§ **Request**: Transcribe every line, keeping it exact.

§ **Given entries**:
## BEGIN

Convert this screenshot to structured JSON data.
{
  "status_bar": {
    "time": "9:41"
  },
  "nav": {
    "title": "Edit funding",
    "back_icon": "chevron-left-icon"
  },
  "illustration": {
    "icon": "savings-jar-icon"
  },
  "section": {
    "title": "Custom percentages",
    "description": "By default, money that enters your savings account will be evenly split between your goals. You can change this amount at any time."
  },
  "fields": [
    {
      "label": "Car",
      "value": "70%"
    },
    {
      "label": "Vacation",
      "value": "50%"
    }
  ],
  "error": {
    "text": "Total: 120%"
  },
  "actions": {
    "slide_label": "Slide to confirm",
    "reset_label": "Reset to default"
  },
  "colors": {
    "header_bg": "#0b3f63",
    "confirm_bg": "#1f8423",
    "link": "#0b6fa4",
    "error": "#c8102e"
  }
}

## END

§ **Result**:
Convert this screenshot to structured JSON data.
{
  "status_bar": {
    "time": "9:41"
  },
  "nav": {
    "title": "Edit funding",
    "back_icon": "chevron-left-icon"
  },
  "illustration": {
    "icon": "savings-jar-icon"
  },
  "section": {
    "title": "Custom percentages",
    "description": "By default, money that enters your savings account will be evenly split between your goals. You can change this amount at any time."
  },
  "fields": [
    {
      "label": "Car",
      "value": "70%"
    },
    {
      "label": "Vacation",
      "value": "50%"
    }
  ],
  "error": {
    "text": "Total: 120%"
  },
  "actions": {
    "slide_label": "Slide to confirm",
    "reset_label": "Reset to default"
  },
  "colors": {
    "header_bg": "#0b3f63",
    "confirm_bg": "#1f8423",
    "link": "#0b6fa4",
    "error": "#c8102e"
  }
}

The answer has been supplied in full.